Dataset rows
## Begin
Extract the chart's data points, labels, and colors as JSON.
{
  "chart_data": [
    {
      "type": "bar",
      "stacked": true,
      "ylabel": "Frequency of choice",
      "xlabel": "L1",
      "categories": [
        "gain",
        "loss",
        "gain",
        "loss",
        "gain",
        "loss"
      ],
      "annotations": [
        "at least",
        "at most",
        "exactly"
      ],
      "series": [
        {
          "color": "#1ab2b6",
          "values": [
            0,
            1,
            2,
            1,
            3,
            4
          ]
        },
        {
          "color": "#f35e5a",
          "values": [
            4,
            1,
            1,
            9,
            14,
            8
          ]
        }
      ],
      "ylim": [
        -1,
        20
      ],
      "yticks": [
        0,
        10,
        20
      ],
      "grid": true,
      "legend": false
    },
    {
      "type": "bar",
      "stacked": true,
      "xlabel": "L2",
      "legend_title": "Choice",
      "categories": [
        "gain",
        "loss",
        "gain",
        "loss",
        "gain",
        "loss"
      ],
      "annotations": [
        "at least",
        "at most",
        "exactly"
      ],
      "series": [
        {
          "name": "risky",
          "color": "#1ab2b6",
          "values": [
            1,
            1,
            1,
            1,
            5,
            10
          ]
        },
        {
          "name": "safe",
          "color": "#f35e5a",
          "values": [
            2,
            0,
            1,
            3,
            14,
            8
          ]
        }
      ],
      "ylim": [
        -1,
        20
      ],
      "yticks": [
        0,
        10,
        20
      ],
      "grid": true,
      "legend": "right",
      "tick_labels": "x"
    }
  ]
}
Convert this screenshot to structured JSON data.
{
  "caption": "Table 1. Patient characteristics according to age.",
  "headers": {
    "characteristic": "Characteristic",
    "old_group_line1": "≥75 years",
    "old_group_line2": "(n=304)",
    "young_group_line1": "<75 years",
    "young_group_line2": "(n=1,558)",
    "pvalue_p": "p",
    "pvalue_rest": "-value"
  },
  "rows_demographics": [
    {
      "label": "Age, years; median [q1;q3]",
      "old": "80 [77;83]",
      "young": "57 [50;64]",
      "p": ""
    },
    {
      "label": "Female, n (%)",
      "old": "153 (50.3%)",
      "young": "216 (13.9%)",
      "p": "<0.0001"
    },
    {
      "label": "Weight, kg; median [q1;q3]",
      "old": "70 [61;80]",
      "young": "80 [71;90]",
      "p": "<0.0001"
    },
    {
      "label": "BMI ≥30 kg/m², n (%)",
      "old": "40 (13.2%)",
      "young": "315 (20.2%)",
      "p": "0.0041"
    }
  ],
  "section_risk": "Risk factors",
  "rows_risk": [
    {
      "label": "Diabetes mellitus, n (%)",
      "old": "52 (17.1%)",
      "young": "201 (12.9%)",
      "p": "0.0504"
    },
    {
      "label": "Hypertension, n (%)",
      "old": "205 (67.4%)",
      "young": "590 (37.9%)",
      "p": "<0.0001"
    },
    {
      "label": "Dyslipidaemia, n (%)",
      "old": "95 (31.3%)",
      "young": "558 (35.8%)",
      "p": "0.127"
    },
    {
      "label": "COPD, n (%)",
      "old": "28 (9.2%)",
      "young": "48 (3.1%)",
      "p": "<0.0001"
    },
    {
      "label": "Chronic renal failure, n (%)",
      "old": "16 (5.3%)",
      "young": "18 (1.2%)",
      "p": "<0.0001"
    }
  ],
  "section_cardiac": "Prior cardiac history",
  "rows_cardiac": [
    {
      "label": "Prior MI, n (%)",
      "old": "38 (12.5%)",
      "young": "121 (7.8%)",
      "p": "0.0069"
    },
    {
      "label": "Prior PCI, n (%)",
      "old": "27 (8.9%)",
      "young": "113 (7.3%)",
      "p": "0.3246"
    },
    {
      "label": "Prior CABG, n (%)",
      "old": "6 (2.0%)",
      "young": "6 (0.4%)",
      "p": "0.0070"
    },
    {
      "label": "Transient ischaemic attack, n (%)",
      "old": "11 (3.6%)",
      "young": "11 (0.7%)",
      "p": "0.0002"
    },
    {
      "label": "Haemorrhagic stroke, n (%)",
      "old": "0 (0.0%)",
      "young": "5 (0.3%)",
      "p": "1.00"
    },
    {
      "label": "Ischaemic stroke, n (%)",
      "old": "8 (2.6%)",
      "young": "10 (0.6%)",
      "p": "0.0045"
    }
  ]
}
## End
Exercise details: Extract all lines that hold the word "JSON".

Written response:
Extract the chart's data points, labels, and colors as JSON.
Convert this screenshot to structured JSON data.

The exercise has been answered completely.